**SUPPLIED RECORDS:**

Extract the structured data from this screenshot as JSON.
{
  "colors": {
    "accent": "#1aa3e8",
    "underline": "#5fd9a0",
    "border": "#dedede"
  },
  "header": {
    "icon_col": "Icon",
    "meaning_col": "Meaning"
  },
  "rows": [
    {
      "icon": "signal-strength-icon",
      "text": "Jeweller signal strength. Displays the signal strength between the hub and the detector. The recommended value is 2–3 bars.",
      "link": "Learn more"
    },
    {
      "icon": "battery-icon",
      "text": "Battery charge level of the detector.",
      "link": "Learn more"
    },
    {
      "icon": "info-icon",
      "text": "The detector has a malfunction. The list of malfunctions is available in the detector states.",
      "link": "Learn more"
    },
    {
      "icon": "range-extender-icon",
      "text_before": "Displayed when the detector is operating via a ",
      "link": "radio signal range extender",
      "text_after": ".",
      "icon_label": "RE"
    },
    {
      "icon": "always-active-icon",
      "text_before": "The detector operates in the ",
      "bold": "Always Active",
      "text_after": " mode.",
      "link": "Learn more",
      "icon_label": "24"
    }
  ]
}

* * *

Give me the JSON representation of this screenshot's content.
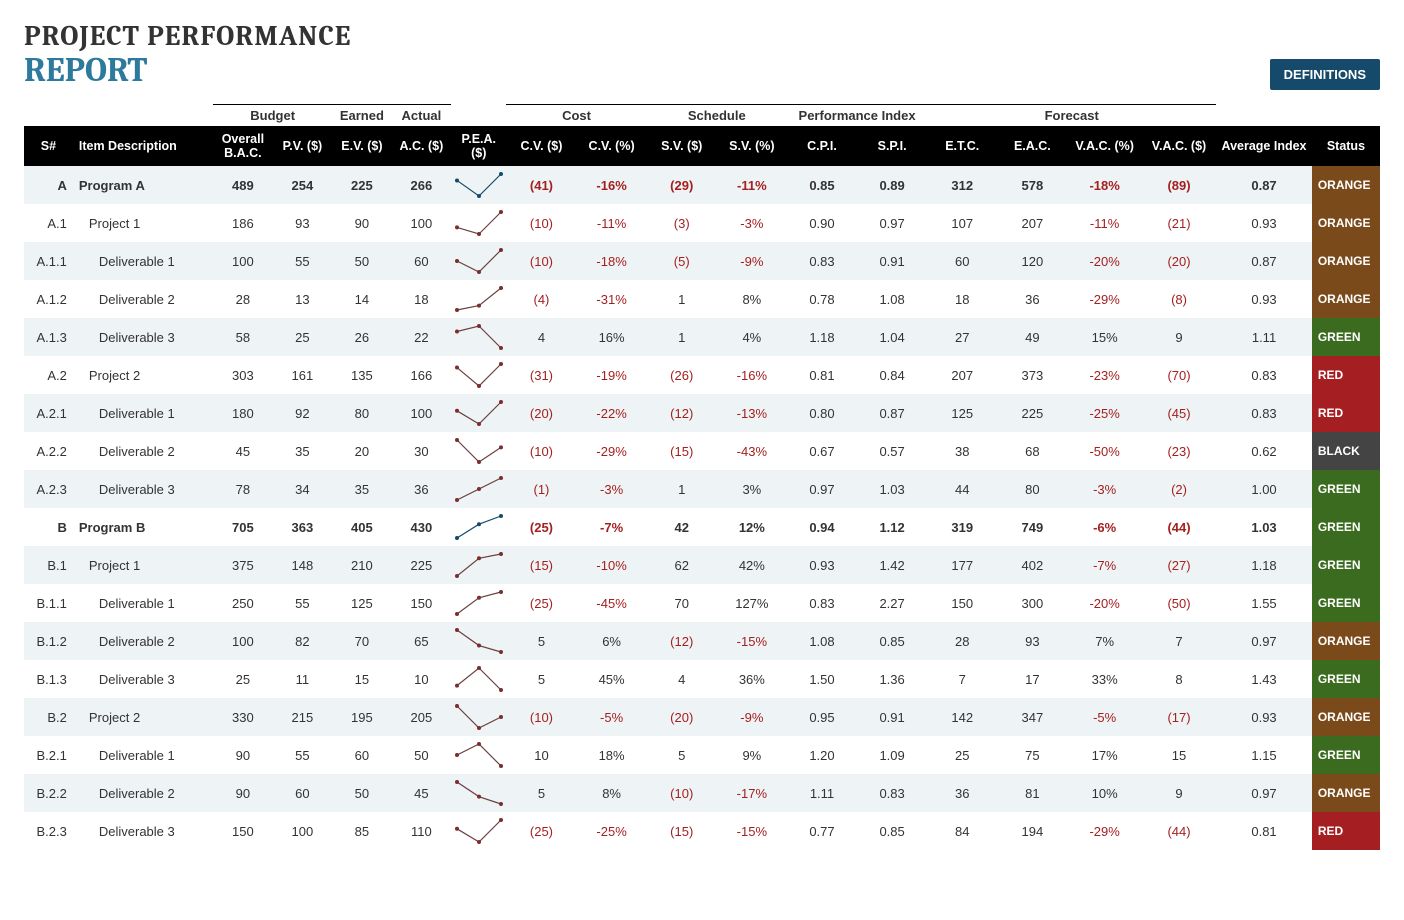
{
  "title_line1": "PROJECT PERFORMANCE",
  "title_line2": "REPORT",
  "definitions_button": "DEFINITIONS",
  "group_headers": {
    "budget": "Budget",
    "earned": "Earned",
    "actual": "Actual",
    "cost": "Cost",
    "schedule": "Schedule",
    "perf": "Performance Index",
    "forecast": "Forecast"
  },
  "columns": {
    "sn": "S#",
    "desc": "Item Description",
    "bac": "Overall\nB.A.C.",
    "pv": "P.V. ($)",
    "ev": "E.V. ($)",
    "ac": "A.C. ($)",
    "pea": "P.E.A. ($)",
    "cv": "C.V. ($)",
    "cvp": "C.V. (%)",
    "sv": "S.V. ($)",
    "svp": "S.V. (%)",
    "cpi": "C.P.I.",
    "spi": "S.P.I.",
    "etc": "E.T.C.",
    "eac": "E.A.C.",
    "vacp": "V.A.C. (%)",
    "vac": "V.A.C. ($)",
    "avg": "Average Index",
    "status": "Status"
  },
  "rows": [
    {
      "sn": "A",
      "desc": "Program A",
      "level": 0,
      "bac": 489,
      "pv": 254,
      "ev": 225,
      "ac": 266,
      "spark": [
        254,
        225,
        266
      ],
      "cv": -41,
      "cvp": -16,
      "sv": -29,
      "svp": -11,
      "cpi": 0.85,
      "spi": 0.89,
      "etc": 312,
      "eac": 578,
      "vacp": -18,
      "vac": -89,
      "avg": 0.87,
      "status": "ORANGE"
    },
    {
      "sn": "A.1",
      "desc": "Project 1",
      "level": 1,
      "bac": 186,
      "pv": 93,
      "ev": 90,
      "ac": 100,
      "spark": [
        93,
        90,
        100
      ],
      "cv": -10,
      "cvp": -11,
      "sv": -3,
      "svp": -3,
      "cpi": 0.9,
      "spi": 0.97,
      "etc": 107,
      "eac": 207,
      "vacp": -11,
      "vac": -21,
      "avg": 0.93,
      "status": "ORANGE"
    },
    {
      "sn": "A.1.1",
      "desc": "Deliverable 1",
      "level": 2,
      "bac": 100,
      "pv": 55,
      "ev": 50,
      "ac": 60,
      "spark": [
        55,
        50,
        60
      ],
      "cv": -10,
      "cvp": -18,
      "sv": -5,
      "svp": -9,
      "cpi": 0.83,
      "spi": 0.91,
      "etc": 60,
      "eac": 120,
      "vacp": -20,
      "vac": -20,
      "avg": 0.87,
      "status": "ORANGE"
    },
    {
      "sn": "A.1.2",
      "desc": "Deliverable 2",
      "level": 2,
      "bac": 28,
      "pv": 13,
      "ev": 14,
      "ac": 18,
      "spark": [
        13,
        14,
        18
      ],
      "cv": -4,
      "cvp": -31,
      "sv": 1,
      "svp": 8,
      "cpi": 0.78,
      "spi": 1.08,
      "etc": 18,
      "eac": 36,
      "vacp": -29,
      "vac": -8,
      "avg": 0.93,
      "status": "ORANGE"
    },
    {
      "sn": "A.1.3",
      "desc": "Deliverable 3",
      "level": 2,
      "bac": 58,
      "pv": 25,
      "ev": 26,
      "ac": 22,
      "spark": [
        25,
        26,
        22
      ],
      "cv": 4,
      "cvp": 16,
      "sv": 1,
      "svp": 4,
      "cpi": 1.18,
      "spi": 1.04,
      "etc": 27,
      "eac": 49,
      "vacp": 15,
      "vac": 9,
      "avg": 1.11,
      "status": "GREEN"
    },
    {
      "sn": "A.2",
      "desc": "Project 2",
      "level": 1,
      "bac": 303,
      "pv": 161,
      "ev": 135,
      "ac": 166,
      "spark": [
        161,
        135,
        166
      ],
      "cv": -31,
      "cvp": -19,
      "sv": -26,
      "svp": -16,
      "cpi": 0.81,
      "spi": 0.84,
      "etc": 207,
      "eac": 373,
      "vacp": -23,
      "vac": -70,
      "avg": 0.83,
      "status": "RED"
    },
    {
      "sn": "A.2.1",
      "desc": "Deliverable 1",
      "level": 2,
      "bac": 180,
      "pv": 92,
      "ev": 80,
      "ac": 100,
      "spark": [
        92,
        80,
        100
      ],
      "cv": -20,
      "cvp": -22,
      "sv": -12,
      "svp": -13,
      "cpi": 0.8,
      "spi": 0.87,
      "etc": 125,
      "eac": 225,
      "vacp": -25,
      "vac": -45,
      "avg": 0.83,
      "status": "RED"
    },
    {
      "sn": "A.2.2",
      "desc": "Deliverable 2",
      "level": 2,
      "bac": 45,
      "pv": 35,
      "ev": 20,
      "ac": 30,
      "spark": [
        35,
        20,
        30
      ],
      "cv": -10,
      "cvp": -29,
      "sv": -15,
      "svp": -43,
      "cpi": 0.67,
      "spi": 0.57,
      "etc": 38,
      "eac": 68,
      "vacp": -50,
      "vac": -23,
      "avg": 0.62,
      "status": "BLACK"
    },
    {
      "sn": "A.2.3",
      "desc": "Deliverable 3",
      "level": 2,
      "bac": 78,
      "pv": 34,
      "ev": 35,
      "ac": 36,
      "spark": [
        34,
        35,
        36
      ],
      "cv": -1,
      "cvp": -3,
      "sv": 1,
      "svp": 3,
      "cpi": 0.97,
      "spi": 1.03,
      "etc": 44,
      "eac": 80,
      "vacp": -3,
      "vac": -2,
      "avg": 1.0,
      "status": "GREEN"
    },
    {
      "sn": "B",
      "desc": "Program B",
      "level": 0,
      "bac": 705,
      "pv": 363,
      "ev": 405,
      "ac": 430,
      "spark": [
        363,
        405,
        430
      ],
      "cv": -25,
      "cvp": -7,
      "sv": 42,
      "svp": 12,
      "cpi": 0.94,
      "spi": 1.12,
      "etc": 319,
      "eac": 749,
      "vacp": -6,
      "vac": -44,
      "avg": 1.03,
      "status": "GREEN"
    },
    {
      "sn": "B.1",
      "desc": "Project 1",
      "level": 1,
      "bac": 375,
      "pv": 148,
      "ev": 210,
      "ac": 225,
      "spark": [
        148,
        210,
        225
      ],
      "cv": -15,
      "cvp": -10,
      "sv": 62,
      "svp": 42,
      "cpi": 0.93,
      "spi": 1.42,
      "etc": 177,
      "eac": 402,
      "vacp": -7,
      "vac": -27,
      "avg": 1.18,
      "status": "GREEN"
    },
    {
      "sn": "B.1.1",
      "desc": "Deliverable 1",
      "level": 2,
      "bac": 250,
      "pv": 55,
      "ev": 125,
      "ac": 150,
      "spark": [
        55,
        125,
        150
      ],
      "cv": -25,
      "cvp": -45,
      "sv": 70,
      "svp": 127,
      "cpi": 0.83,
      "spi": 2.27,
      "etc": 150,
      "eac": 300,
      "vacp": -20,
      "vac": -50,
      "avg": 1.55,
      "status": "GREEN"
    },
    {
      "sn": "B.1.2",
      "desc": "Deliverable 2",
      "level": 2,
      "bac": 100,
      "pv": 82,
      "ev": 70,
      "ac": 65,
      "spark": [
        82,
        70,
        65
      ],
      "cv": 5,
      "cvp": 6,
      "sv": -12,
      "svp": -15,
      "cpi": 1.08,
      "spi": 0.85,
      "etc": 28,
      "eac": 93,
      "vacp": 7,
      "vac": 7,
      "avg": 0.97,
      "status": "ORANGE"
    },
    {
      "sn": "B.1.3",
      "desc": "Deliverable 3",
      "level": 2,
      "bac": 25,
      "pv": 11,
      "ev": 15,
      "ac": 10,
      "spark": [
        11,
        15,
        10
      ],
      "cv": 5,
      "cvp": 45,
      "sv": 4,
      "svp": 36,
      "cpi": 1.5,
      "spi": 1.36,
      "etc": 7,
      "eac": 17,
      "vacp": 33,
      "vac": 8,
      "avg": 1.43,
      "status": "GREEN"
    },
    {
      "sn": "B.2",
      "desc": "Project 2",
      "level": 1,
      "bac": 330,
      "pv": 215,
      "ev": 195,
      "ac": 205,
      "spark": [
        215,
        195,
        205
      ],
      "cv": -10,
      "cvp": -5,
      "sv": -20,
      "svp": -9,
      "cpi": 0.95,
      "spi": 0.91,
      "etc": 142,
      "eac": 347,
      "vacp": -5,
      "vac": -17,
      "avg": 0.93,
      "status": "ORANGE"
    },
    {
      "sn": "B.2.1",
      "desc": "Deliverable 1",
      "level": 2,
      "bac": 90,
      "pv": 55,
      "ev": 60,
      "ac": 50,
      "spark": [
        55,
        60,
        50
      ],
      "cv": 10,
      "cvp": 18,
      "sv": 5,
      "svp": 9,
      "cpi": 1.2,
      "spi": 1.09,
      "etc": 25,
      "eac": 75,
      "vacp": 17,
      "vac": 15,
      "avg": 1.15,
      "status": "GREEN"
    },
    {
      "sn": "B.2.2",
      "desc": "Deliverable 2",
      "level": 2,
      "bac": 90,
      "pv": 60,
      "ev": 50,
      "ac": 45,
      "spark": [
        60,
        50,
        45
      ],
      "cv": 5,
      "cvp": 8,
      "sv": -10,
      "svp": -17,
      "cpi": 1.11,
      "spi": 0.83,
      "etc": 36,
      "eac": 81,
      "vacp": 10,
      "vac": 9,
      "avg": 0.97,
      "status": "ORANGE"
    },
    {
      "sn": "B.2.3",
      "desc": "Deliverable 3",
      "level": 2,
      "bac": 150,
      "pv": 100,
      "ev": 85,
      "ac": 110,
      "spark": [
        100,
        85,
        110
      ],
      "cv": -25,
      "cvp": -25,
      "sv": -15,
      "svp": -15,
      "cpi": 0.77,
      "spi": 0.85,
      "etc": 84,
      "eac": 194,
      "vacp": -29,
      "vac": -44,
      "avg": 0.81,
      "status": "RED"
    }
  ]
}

**TASK:**
Determine the number of lines in the listing that contain the string "this". Write that number and nothing else.

**EXERCISE RESPONSE:**
2